* _TASK TO COMPLETE_
Don't copy the pictures; return every other part of the records exactly.

* _ENTRIES PROVIDED_
start
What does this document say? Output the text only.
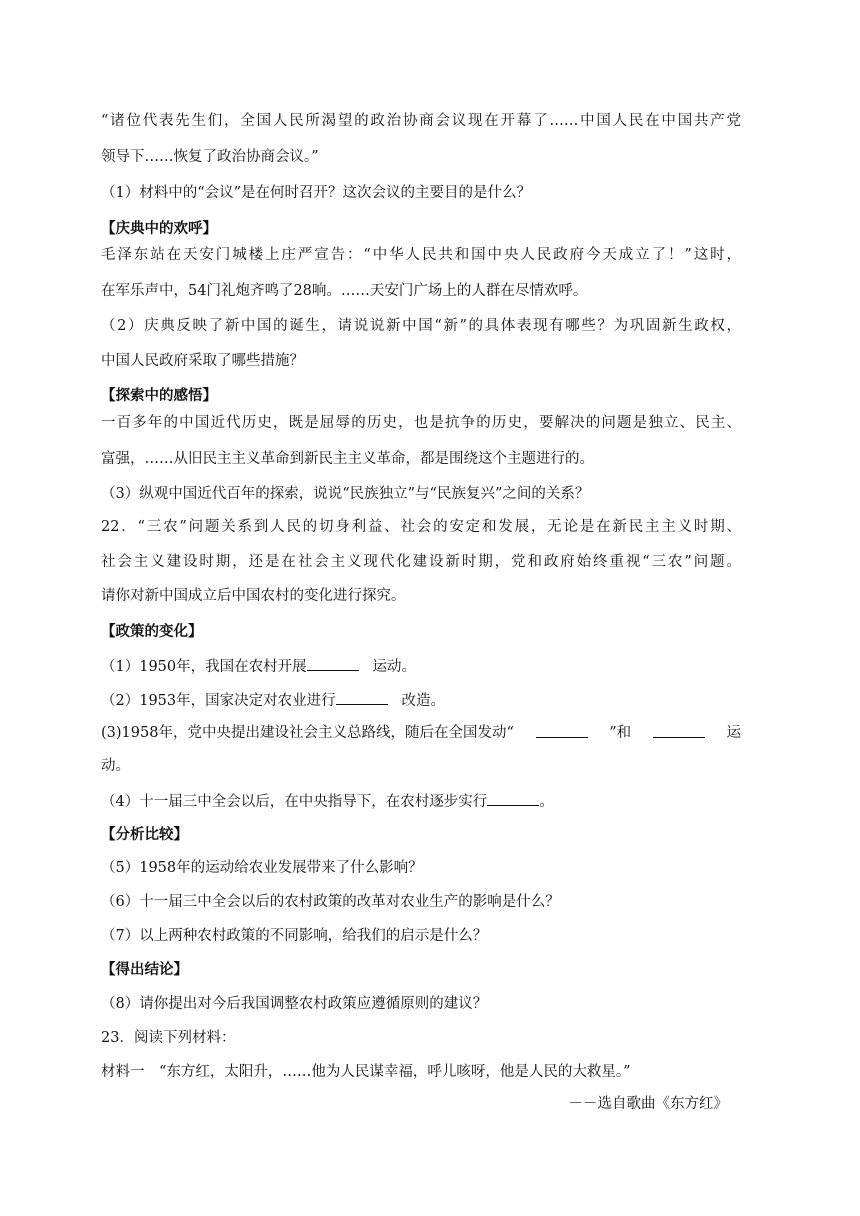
“诸位代表先生们，全国人民所渴望的政治协商会议现在开幕了……中国人民在中国共产党
领导下……恢复了政治协商会议。”
（1）材料中的“会议”是在何时召开？这次会议的主要目的是什么？
【庆典中的欢呼】
毛泽东站在天安门城楼上庄严宣告：“中华人民共和国中央人民政府今天成立了！”这时，
在军乐声中，54门礼炮齐鸣了28响。……天安门广场上的人群在尽情欢呼。
（2）庆典反映了新中国的诞生，请说说新中国“新”的具体表现有哪些？为巩固新生政权，
中国人民政府采取了哪些措施？
【探索中的感悟】
一百多年的中国近代历史，既是屈辱的历史，也是抗争的历史，要解决的问题是独立、民主、
富强，……从旧民主主义革命到新民主主义革命，都是围绕这个主题进行的。
（3）纵观中国近代百年的探索，说说“民族独立”与“民族复兴”之间的关系？
22．“三农”问题关系到人民的切身利益、社会的安定和发展，无论是在新民主主义时期、
社会主义建设时期，还是在社会主义现代化建设新时期，党和政府始终重视“三农”问题。
请你对新中国成立后中国农村的变化进行探究。
【政策的变化】
（1）1950年，我国在农村开展	运动。
（2）1953年，国家决定对农业进行	改造。
(3)1958年，党中央提出建设社会主义总路线，随后在全国发动“	”和	运
动。
（4）十一届三中全会以后，在中央指导下，在农村逐步实行	。
【分析比较】
（5）1958年的运动给农业发展带来了什么影响？
（6）十一届三中全会以后的农村政策的改革对农业生产的影响是什么？
（7）以上两种农村政策的不同影响，给我们的启示是什么？
【得出结论】
（8）请你提出对今后我国调整农村政策应遵循原则的建议？
23．阅读下列材料：
材料一　“东方红，太阳升，……他为人民谋幸福，呼儿咳呀，他是人民的大救星。”
－－选自歌曲《东方红》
end
* _CORRECT ANSWER_
What does this document say? Output the text only.
“诸位代表先生们，全国人民所渴望的政治协商会议现在开幕了……中国人民在中国共产党
领导下……恢复了政治协商会议。”
（1）材料中的“会议”是在何时召开？这次会议的主要目的是什么？
【庆典中的欢呼】
毛泽东站在天安门城楼上庄严宣告：“中华人民共和国中央人民政府今天成立了！”这时，
在军乐声中，54门礼炮齐鸣了28响。……天安门广场上的人群在尽情欢呼。
（2）庆典反映了新中国的诞生，请说说新中国“新”的具体表现有哪些？为巩固新生政权，
中国人民政府采取了哪些措施？
【探索中的感悟】
一百多年的中国近代历史，既是屈辱的历史，也是抗争的历史，要解决的问题是独立、民主、
富强，……从旧民主主义革命到新民主主义革命，都是围绕这个主题进行的。
（3）纵观中国近代百年的探索，说说“民族独立”与“民族复兴”之间的关系？
22．“三农”问题关系到人民的切身利益、社会的安定和发展，无论是在新民主主义时期、
社会主义建设时期，还是在社会主义现代化建设新时期，党和政府始终重视“三农”问题。
请你对新中国成立后中国农村的变化进行探究。
【政策的变化】
（1）1950年，我国在农村开展	运动。
（2）1953年，国家决定对农业进行	改造。
(3)1958年，党中央提出建设社会主义总路线，随后在全国发动“	”和	运
动。
（4）十一届三中全会以后，在中央指导下，在农村逐步实行	。
【分析比较】
（5）1958年的运动给农业发展带来了什么影响？
（6）十一届三中全会以后的农村政策的改革对农业生产的影响是什么？
（7）以上两种农村政策的不同影响，给我们的启示是什么？
【得出结论】
（8）请你提出对今后我国调整农村政策应遵循原则的建议？
23．阅读下列材料：
材料一　“东方红，太阳升，……他为人民谋幸福，呼儿咳呀，他是人民的大救星。”
－－选自歌曲《东方红》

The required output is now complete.